[Begin]

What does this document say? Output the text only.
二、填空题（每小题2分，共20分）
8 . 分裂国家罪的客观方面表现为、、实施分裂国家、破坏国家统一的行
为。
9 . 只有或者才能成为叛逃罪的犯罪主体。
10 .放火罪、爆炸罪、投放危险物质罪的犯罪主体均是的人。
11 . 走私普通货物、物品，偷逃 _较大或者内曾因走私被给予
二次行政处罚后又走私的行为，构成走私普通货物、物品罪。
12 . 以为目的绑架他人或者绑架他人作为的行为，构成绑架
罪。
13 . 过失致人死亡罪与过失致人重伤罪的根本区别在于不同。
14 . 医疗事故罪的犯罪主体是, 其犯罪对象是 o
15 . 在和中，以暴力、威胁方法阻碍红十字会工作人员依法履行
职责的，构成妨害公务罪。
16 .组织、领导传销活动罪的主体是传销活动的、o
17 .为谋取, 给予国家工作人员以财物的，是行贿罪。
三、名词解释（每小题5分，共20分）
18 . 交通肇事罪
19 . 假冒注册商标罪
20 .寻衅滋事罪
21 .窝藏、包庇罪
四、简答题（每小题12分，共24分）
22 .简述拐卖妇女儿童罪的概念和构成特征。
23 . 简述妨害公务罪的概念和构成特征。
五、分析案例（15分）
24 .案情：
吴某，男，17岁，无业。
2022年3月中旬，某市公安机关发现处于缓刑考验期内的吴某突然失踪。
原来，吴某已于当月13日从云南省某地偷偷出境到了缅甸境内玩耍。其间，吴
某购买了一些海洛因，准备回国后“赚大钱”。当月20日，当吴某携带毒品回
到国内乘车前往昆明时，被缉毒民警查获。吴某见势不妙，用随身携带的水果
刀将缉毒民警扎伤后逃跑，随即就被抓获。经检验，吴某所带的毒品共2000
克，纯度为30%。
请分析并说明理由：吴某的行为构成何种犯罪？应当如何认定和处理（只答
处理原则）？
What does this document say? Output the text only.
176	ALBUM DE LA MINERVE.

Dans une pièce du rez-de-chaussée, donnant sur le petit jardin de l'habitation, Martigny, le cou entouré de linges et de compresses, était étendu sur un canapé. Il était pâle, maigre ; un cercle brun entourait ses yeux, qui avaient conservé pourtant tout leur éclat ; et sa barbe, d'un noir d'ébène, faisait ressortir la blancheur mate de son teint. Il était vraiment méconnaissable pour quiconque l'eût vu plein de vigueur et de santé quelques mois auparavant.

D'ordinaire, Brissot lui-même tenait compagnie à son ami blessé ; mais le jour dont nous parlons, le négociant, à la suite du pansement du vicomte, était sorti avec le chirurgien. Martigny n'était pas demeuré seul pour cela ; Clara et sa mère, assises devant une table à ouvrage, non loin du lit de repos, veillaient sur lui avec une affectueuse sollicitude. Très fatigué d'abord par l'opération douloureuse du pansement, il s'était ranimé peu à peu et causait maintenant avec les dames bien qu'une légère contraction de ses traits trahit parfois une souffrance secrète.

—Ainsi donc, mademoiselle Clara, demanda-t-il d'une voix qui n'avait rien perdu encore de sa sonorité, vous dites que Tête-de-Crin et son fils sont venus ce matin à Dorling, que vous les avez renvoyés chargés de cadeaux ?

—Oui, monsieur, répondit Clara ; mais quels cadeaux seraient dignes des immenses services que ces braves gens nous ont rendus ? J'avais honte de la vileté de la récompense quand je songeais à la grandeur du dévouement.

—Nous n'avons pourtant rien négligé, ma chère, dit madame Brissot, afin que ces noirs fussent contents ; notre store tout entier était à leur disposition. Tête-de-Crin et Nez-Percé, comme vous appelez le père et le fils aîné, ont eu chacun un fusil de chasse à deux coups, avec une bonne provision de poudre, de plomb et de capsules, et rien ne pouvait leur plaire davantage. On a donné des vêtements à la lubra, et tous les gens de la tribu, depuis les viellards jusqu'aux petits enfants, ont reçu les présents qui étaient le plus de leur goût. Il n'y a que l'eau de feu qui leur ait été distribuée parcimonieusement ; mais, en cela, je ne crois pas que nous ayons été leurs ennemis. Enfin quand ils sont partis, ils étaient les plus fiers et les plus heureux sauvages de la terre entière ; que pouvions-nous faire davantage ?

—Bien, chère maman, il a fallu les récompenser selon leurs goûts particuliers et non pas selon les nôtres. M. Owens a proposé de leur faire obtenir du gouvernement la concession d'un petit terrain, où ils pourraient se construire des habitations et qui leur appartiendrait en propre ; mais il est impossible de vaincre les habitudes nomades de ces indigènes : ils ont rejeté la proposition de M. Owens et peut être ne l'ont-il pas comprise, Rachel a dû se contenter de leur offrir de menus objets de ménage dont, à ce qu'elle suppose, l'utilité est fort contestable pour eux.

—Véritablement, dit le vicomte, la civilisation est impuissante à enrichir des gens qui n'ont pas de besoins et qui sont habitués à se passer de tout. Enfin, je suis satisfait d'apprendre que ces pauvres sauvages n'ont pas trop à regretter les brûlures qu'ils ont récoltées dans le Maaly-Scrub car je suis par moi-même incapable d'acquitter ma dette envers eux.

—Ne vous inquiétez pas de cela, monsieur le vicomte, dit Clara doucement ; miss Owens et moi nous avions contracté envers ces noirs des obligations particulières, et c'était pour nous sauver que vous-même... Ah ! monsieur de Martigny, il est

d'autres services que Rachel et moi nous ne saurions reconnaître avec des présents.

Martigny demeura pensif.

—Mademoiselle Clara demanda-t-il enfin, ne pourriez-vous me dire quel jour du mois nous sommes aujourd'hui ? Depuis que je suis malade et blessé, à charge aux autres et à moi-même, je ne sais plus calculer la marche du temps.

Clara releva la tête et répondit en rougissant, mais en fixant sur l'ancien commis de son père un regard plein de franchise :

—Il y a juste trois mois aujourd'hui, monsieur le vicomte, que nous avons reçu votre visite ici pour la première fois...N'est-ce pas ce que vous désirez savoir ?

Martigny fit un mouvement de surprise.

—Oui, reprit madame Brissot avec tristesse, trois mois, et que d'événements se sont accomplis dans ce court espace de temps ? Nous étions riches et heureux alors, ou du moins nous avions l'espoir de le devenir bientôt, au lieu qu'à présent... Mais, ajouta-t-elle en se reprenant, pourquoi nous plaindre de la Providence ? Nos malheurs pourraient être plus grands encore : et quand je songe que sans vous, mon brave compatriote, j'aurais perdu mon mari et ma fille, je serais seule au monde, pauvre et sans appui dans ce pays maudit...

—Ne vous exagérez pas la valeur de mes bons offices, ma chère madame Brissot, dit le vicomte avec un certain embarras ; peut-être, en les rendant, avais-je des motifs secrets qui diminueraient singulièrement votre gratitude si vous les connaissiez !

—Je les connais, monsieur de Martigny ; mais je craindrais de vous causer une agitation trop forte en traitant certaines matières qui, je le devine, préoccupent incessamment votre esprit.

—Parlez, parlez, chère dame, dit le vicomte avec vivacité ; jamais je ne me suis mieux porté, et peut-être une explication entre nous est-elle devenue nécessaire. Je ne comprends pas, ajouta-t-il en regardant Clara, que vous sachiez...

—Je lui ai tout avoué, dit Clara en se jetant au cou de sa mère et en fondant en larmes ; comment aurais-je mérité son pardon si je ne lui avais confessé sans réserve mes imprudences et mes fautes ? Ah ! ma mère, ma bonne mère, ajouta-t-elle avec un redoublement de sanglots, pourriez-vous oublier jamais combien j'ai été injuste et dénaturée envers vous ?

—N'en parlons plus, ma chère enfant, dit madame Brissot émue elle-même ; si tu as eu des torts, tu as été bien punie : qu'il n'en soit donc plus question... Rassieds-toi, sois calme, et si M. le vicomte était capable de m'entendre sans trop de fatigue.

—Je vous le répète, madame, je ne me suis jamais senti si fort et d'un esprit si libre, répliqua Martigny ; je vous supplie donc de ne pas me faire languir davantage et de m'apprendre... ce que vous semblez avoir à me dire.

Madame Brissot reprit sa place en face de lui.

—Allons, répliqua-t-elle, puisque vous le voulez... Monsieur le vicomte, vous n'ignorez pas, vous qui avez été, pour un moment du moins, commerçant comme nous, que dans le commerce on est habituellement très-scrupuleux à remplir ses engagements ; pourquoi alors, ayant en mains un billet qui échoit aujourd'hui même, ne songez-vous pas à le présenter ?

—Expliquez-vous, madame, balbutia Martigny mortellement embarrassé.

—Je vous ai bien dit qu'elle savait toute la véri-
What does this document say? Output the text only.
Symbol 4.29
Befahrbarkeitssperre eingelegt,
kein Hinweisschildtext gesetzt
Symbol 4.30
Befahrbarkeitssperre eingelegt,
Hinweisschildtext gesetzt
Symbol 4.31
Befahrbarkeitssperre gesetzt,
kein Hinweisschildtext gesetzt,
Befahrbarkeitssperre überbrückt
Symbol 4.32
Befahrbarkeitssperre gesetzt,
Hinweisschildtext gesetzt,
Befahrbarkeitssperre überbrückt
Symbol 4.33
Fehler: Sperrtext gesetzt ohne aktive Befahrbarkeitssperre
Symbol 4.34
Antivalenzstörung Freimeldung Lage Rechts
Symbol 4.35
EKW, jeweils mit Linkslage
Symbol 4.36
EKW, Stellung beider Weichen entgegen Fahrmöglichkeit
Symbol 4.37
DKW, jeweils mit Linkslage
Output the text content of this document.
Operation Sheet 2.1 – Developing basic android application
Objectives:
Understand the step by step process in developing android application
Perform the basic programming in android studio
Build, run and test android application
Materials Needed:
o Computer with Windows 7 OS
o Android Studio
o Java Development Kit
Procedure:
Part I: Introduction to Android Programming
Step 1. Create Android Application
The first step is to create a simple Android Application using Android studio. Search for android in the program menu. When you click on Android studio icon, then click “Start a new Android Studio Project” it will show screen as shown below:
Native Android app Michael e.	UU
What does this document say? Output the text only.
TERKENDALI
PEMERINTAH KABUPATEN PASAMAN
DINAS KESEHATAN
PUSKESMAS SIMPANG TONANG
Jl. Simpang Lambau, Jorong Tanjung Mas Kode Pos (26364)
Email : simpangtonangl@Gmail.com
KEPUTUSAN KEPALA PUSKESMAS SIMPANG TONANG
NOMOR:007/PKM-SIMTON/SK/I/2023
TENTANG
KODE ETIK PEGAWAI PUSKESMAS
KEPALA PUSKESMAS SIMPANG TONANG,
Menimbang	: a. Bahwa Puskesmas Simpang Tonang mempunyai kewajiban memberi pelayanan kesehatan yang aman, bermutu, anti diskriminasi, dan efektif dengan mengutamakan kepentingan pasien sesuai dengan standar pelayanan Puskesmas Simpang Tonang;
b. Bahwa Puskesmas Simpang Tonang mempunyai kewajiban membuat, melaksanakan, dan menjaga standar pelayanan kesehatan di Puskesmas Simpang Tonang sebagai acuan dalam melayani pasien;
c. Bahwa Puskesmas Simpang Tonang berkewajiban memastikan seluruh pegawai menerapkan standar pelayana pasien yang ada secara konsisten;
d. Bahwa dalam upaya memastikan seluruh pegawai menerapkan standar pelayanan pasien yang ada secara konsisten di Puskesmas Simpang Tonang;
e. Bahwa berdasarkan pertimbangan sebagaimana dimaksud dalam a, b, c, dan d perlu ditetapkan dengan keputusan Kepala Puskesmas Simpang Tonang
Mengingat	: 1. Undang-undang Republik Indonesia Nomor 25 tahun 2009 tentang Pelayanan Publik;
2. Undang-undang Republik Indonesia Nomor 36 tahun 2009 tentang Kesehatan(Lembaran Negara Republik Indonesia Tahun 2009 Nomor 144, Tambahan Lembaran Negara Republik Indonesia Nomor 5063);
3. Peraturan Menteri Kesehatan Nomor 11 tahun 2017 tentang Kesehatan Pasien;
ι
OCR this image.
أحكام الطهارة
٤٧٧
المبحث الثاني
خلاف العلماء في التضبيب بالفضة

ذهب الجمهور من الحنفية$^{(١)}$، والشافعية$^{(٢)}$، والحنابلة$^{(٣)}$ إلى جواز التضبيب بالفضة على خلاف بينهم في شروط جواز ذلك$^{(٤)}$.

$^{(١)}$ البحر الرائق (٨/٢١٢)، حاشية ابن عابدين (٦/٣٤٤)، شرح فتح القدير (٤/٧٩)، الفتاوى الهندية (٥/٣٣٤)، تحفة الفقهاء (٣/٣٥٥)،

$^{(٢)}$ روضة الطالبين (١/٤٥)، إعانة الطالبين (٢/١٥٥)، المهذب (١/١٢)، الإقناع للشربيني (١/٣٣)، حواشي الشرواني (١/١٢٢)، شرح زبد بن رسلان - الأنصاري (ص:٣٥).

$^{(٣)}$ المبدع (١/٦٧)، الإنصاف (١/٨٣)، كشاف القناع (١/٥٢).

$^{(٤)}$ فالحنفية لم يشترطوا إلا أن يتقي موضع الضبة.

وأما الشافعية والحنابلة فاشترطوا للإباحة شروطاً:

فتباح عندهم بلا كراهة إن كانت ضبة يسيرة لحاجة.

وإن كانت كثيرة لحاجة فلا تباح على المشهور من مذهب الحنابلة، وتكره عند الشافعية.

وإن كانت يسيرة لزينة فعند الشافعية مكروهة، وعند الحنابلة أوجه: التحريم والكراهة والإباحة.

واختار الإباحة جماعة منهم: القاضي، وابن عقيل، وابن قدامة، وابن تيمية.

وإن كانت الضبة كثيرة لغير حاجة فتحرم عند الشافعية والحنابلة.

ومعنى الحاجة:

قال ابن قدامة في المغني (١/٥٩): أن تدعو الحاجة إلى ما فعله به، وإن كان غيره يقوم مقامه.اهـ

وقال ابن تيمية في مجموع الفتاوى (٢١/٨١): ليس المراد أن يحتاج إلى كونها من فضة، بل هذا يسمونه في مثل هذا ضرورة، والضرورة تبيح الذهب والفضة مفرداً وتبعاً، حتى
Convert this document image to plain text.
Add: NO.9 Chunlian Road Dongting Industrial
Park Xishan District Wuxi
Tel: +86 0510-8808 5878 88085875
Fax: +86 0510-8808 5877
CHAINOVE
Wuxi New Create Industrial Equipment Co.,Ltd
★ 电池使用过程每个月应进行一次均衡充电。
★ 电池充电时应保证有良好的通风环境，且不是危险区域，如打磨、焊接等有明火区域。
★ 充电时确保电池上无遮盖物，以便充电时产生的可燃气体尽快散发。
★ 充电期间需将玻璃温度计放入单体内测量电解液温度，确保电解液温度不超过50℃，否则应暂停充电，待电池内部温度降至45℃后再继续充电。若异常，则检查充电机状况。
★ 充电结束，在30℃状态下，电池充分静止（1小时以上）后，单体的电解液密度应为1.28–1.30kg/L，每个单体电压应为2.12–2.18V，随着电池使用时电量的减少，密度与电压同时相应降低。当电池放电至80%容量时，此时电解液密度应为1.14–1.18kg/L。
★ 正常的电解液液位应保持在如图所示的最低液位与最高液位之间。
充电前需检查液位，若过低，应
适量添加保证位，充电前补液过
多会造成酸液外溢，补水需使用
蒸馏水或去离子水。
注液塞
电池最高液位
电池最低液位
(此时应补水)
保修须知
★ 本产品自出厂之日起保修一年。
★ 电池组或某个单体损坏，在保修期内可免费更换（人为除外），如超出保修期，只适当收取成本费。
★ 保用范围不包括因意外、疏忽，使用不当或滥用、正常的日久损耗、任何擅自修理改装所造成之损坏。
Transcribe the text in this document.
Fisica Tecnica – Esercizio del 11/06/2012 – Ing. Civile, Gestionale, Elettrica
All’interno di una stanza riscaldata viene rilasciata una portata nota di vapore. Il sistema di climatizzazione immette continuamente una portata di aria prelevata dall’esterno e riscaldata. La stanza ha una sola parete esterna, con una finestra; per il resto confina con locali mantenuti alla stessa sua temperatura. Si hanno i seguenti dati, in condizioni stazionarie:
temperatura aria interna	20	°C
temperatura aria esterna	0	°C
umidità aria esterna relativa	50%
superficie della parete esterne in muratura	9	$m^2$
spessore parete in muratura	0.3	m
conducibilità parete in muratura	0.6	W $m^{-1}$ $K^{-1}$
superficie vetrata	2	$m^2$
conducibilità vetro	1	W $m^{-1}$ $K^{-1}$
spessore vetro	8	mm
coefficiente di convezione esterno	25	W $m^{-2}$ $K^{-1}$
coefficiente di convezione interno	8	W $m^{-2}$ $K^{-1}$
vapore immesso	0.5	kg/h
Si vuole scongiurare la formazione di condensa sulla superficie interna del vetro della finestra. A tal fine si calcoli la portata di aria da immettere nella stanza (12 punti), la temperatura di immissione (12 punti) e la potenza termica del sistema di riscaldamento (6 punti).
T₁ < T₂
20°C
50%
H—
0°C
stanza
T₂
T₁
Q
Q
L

[End]

EXERCISE REQUIREMENTS
Search the listing for the word "Republik". Copy every line in which it occurs.

TASK RESULT
Mengingat	: 1. Undang-undang Republik Indonesia Nomor 25 tahun 2009 tentang Pelayanan Publik;
2. Undang-undang Republik Indonesia Nomor 36 tahun 2009 tentang Kesehatan(Lembaran Negara Republik Indonesia Tahun 2009 Nomor 144, Tambahan Lembaran Negara Republik Indonesia Nomor 5063);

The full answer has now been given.